» **EXERCISE DATA**
__________

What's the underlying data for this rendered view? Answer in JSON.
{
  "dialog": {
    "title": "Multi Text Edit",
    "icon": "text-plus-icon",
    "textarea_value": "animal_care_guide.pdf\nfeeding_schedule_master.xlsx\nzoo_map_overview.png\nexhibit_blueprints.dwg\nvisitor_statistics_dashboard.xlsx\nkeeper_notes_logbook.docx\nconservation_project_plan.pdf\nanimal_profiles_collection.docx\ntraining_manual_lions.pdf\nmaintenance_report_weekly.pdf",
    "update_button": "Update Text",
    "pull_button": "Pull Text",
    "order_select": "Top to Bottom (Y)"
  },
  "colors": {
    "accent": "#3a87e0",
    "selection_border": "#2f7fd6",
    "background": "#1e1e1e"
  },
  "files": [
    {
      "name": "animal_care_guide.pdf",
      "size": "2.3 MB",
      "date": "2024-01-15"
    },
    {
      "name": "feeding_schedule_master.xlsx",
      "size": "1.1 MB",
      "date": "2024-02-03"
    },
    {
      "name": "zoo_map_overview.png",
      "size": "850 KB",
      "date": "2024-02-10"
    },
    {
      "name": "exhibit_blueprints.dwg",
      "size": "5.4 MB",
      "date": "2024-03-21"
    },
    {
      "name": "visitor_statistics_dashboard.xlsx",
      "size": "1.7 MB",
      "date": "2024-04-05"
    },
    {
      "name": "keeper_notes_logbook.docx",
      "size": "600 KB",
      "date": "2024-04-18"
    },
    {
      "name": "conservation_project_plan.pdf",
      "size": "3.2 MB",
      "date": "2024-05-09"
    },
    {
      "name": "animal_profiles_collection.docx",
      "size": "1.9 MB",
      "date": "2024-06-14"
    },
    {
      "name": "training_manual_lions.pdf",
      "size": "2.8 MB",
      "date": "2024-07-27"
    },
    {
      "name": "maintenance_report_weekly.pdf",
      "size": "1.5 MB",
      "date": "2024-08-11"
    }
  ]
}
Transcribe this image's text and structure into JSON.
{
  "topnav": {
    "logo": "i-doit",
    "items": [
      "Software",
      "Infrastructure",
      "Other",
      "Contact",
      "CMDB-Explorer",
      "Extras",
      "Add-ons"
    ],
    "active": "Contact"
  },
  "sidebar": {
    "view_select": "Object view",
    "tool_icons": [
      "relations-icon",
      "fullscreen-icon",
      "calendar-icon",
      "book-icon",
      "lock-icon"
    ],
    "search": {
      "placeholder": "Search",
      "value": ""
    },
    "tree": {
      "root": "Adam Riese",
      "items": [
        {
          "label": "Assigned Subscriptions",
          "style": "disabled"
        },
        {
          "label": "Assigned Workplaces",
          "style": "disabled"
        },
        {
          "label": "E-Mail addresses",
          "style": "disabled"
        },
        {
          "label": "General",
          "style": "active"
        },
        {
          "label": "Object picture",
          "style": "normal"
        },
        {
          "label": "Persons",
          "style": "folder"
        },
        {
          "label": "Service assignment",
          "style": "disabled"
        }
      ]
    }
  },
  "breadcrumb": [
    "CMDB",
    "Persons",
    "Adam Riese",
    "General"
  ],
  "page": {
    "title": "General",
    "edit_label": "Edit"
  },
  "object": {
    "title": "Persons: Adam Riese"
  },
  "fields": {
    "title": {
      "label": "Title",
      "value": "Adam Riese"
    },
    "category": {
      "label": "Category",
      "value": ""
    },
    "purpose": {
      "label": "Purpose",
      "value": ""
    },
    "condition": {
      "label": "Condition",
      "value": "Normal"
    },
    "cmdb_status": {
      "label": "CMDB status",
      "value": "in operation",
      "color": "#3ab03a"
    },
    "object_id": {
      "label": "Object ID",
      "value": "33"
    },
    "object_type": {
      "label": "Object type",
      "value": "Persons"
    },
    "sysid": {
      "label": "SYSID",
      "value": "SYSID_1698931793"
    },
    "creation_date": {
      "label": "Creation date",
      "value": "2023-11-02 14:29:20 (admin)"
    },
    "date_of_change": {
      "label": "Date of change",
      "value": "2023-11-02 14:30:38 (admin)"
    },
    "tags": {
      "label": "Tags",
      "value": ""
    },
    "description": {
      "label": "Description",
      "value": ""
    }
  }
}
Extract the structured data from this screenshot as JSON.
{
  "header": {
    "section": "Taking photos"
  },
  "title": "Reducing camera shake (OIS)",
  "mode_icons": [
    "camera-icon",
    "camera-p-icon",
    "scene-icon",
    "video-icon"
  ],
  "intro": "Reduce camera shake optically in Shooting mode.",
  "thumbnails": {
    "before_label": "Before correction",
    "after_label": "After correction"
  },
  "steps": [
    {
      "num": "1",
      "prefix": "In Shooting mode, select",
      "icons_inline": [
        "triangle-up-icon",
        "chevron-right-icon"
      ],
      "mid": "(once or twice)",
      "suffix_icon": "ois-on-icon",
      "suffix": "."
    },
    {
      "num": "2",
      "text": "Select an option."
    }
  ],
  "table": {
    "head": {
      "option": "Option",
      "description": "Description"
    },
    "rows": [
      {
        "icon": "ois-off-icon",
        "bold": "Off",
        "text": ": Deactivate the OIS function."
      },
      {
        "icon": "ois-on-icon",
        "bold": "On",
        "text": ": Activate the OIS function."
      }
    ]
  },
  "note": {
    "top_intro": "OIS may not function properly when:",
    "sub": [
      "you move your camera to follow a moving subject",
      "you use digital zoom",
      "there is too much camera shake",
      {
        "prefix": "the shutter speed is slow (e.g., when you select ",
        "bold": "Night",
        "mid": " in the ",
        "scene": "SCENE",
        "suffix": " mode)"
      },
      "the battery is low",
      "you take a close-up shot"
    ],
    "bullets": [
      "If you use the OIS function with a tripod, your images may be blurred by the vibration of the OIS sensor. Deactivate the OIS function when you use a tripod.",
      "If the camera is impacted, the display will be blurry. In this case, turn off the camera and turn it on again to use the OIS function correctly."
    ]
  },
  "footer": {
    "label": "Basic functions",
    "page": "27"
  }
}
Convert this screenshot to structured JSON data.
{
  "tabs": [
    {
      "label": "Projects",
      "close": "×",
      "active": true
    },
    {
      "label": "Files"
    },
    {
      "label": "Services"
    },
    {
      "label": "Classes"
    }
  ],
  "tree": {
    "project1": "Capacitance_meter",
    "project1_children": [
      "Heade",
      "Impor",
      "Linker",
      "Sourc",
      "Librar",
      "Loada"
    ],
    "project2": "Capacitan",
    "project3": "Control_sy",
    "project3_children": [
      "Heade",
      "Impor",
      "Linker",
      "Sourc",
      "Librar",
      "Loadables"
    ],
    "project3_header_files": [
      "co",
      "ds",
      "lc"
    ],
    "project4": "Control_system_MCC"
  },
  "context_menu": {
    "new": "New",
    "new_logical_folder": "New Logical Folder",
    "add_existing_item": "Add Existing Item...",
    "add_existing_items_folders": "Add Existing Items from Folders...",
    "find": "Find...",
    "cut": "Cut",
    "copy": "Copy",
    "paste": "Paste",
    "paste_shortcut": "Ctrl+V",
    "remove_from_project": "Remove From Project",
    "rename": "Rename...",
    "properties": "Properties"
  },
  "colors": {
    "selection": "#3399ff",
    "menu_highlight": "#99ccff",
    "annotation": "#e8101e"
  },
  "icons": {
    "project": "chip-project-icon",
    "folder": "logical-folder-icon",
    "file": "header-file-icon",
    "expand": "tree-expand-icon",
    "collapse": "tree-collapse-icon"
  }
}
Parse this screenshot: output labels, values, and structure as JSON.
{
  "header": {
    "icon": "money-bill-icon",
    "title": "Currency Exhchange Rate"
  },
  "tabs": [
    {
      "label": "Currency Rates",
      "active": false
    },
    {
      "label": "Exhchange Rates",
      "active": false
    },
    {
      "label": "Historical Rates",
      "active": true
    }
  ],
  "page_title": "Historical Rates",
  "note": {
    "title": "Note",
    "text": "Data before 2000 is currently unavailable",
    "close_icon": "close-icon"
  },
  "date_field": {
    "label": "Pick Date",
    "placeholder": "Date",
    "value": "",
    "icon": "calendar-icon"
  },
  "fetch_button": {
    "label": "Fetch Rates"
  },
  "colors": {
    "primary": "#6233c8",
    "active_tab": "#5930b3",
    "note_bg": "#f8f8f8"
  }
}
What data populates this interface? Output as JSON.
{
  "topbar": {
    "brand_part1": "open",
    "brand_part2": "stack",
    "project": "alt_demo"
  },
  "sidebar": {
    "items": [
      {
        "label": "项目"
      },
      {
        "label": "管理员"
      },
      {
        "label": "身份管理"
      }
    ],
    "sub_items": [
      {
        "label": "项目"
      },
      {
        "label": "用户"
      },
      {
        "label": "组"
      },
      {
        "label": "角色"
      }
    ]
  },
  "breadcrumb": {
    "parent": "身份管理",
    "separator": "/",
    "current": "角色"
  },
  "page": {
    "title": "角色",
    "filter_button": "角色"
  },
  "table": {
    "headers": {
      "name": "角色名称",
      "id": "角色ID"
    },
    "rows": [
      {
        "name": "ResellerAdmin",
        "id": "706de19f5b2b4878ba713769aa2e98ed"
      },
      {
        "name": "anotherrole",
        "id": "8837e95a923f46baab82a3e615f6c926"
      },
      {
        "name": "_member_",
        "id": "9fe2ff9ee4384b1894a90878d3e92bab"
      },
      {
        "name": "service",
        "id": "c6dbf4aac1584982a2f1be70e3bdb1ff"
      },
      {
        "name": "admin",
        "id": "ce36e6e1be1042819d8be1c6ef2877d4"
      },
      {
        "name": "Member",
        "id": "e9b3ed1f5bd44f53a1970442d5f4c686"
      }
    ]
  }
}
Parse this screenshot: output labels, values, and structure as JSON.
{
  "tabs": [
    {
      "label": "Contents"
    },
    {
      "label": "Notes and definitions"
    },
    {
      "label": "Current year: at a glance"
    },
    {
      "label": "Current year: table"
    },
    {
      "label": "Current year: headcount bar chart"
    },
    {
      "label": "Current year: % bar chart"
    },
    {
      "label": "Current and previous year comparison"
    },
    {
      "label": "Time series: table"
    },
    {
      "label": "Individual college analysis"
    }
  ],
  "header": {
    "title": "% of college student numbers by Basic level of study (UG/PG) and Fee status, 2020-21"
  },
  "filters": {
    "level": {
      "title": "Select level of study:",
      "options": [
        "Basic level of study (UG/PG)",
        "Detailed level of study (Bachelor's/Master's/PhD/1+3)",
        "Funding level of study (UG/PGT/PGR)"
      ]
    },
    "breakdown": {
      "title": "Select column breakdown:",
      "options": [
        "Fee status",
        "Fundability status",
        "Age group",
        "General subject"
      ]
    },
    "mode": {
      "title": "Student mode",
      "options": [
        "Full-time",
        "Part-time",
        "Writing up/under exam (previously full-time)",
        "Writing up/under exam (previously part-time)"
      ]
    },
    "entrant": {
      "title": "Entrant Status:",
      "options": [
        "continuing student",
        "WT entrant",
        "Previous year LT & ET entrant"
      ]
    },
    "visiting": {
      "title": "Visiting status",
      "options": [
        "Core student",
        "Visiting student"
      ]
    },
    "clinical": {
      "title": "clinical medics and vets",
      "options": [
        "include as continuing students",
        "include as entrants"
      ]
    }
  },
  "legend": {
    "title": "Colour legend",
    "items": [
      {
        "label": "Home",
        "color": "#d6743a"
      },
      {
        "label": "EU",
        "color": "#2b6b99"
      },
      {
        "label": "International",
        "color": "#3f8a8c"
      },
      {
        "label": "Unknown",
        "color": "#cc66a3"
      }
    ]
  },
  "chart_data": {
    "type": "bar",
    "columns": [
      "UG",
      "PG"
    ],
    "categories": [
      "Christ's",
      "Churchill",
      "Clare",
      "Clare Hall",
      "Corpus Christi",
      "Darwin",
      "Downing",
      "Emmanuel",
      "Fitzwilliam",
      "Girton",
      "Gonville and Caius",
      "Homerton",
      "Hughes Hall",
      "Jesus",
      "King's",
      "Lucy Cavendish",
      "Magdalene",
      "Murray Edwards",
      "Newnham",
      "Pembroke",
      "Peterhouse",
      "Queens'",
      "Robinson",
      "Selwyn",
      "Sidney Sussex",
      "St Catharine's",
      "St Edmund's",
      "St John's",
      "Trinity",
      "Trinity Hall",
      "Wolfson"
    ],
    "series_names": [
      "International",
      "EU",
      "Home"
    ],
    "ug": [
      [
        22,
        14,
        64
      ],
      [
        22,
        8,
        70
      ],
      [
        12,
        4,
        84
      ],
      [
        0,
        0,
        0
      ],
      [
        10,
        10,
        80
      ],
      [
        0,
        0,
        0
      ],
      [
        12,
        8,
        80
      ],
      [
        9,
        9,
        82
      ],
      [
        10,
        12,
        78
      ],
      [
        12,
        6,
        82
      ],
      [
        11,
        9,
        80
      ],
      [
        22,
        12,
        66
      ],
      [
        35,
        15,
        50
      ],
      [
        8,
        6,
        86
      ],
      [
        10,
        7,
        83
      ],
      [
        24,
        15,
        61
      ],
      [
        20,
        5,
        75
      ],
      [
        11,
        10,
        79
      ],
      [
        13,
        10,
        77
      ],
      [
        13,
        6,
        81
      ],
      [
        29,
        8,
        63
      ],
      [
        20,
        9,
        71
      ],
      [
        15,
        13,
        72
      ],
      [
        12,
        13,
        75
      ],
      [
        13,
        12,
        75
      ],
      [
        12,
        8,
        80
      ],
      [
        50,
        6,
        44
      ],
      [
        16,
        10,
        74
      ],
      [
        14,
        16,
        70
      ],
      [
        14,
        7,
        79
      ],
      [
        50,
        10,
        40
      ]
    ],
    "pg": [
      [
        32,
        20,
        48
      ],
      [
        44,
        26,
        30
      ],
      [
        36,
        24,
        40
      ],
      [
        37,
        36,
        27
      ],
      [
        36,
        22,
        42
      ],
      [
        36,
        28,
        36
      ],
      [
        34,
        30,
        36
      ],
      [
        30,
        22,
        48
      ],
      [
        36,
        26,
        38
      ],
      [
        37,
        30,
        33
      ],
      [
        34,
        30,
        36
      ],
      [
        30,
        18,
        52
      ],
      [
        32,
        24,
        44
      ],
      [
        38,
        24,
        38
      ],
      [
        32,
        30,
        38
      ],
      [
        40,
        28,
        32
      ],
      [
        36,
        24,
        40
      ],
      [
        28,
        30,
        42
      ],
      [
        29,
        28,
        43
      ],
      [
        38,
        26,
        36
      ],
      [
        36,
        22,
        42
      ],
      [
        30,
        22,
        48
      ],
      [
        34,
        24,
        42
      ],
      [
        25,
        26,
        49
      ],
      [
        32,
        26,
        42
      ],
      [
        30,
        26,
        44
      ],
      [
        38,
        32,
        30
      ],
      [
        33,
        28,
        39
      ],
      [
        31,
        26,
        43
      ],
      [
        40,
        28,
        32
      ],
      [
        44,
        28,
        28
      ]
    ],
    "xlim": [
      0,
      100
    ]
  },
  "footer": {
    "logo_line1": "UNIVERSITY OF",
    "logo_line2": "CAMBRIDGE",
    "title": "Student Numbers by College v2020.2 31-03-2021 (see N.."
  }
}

__________

» **YOUR TASK**
Working from the listing above, pick out every line that has "include" and copy it.

» **TASK ANSWER**
        "include as continuing students",
        "include as entrants"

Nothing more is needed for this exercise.